### What the task requires
Beginning at the line containing "Convert this screenshot" and continuing to the end of the records below, give each line again exactly as it stands, and only those lines.

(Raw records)
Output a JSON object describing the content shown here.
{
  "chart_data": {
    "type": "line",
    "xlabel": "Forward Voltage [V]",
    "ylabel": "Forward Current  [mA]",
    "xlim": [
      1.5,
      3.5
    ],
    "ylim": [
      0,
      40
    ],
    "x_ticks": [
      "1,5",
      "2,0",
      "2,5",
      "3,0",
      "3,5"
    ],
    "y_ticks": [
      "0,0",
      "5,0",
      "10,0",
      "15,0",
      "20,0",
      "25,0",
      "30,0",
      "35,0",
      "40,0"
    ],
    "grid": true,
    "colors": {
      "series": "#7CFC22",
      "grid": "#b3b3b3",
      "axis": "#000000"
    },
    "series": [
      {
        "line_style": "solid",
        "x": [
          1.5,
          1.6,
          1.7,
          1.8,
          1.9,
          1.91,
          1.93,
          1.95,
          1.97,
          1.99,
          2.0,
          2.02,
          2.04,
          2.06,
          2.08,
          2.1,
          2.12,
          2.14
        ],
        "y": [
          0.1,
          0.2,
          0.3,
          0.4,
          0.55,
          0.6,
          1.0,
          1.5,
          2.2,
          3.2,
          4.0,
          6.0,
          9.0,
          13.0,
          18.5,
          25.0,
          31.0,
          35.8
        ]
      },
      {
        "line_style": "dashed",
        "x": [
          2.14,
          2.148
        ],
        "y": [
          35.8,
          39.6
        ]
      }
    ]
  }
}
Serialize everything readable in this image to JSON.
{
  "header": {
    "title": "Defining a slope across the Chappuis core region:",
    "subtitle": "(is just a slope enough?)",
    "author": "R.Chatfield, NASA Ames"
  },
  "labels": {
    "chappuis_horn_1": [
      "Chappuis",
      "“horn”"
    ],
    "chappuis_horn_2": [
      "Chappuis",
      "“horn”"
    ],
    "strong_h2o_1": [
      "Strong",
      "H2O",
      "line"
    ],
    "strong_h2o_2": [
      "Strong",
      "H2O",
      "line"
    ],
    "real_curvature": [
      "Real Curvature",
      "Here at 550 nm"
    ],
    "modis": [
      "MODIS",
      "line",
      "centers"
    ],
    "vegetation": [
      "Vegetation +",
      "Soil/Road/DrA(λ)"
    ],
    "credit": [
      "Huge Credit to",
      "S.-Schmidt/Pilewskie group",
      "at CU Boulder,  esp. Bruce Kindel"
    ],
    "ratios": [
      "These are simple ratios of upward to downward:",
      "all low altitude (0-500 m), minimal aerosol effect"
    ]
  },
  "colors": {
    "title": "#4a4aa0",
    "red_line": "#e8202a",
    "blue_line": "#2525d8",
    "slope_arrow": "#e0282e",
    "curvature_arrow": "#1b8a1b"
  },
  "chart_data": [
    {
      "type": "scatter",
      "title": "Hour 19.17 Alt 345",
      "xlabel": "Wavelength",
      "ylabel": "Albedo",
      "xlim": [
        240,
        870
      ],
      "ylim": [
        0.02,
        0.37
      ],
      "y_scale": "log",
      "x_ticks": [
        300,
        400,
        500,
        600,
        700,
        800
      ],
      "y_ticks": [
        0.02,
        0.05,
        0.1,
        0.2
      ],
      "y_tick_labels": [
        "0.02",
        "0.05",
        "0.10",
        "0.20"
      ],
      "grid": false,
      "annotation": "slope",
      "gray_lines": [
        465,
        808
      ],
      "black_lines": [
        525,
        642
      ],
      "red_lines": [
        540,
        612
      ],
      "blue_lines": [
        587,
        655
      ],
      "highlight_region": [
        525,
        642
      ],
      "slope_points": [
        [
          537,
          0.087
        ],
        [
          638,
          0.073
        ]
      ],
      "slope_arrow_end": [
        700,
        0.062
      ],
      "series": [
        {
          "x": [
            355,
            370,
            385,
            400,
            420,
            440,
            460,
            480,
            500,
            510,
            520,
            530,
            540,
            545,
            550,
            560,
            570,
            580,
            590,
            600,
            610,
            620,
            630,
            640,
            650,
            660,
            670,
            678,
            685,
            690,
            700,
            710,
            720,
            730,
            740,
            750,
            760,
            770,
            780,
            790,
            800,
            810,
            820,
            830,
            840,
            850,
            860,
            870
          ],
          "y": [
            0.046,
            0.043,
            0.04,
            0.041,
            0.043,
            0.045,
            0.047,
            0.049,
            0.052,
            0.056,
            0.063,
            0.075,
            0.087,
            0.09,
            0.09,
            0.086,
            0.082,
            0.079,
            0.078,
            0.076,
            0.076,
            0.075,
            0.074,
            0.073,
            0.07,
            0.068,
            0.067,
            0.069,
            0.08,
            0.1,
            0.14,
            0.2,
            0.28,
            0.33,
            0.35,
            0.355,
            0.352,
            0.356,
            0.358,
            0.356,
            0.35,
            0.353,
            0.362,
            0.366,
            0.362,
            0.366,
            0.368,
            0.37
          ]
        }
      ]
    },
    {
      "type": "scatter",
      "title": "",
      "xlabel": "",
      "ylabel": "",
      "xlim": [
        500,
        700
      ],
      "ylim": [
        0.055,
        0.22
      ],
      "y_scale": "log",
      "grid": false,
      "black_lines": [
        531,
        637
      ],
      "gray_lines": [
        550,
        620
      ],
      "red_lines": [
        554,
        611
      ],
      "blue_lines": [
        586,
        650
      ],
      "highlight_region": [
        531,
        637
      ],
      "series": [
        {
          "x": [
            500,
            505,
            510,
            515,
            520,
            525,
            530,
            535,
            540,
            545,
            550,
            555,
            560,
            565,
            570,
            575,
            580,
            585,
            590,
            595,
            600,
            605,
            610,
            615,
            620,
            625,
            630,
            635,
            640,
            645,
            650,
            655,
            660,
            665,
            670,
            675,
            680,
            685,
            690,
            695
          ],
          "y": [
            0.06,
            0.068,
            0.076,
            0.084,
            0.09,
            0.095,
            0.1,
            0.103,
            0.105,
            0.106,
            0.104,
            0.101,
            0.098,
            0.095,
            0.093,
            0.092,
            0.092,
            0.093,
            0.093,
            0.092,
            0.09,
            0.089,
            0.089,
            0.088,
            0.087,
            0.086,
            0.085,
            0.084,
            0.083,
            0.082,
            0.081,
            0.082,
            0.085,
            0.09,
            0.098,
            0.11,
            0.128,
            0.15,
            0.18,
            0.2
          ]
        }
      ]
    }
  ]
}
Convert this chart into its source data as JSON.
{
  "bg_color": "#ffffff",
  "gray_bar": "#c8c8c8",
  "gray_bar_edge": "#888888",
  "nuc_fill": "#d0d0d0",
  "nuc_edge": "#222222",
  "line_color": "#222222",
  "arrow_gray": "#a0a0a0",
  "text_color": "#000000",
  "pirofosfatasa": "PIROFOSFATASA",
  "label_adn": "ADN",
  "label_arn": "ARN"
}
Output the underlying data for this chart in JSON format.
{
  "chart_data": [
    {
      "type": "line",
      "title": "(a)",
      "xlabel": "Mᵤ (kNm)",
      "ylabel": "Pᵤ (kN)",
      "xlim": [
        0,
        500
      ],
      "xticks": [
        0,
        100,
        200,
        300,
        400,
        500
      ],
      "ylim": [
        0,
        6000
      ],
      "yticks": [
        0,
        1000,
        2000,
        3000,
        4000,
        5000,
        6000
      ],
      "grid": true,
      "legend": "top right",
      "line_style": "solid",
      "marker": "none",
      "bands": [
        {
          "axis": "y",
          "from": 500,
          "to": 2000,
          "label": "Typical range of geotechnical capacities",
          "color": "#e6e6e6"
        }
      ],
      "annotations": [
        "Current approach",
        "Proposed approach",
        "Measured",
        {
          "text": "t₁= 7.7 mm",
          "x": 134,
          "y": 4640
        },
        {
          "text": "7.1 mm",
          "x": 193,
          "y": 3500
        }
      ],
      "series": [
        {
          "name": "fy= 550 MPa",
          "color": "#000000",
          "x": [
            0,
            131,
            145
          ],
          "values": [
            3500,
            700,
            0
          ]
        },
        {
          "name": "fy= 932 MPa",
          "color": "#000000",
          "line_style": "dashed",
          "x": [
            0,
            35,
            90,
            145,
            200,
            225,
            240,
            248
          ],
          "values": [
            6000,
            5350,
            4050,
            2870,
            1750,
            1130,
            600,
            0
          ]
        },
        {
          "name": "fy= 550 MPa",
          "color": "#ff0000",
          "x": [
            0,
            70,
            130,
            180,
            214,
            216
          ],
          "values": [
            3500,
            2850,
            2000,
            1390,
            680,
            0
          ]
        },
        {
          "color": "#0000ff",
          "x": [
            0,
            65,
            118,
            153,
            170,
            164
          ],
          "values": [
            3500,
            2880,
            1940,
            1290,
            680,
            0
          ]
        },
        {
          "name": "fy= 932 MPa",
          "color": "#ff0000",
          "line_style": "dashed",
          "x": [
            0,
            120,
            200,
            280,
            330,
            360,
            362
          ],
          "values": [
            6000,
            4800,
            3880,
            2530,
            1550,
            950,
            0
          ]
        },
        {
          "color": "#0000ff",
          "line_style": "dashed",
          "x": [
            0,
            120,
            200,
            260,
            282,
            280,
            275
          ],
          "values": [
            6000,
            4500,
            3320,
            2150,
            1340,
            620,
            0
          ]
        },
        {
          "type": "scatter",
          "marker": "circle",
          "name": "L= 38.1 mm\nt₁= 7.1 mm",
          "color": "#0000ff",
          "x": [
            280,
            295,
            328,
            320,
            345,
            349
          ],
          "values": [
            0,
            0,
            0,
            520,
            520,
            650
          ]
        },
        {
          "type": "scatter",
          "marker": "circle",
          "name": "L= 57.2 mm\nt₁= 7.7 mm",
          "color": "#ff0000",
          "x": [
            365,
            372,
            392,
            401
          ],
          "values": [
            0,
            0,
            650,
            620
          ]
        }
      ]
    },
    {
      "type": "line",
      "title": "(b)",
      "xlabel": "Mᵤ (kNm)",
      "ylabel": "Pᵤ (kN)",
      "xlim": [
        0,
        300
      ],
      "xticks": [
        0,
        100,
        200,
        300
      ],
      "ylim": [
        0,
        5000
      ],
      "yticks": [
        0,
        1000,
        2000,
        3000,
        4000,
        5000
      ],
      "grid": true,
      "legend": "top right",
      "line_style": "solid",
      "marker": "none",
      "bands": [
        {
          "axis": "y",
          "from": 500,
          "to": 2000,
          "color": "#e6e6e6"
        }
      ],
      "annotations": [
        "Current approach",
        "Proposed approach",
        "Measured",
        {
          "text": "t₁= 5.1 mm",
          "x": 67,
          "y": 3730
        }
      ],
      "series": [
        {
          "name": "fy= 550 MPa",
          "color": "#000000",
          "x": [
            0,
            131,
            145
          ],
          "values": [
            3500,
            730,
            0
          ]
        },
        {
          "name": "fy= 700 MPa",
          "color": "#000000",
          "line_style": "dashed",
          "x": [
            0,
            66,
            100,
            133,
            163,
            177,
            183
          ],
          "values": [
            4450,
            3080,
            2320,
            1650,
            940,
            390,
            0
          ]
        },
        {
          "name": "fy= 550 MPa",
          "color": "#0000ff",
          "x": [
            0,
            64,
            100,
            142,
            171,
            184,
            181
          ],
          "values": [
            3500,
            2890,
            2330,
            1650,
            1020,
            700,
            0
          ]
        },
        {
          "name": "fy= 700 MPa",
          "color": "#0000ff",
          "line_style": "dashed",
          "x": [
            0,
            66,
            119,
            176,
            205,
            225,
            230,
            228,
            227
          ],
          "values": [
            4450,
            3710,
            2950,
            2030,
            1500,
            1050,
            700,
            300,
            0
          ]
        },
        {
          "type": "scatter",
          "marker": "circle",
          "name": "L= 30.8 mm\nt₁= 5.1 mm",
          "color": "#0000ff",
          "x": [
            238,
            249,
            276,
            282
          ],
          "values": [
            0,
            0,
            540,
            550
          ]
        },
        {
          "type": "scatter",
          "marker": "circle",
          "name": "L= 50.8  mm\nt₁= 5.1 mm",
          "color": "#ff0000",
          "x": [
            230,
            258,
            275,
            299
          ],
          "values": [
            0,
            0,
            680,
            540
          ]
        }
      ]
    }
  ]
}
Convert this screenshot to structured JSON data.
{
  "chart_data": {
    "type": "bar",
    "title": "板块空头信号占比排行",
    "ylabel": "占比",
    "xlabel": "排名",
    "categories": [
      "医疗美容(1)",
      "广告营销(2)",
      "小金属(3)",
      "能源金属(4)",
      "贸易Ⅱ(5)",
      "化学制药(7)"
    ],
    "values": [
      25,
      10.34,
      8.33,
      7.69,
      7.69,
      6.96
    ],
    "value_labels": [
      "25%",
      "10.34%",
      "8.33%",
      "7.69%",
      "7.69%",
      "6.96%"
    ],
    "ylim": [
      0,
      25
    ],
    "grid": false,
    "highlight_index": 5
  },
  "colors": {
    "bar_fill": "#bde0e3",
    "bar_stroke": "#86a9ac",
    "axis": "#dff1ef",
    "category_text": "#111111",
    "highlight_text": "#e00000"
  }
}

### Finished exercise
Convert this screenshot to structured JSON data.
{
  "chart_data": {
    "type": "bar",
    "title": "板块空头信号占比排行",
    "ylabel": "占比",
    "xlabel": "排名",
    "categories": [
      "医疗美容(1)",
      "广告营销(2)",
      "小金属(3)",
      "能源金属(4)",
      "贸易Ⅱ(5)",
      "化学制药(7)"
    ],
    "values": [
      25,
      10.34,
      8.33,
      7.69,
      7.69,
      6.96
    ],
    "value_labels": [
      "25%",
      "10.34%",
      "8.33%",
      "7.69%",
      "7.69%",
      "6.96%"
    ],
    "ylim": [
      0,
      25
    ],
    "grid": false,
    "highlight_index": 5
  },
  "colors": {
    "bar_fill": "#bde0e3",
    "bar_stroke": "#86a9ac",
    "axis": "#dff1ef",
    "category_text": "#111111",
    "highlight_text": "#e00000"
  }
}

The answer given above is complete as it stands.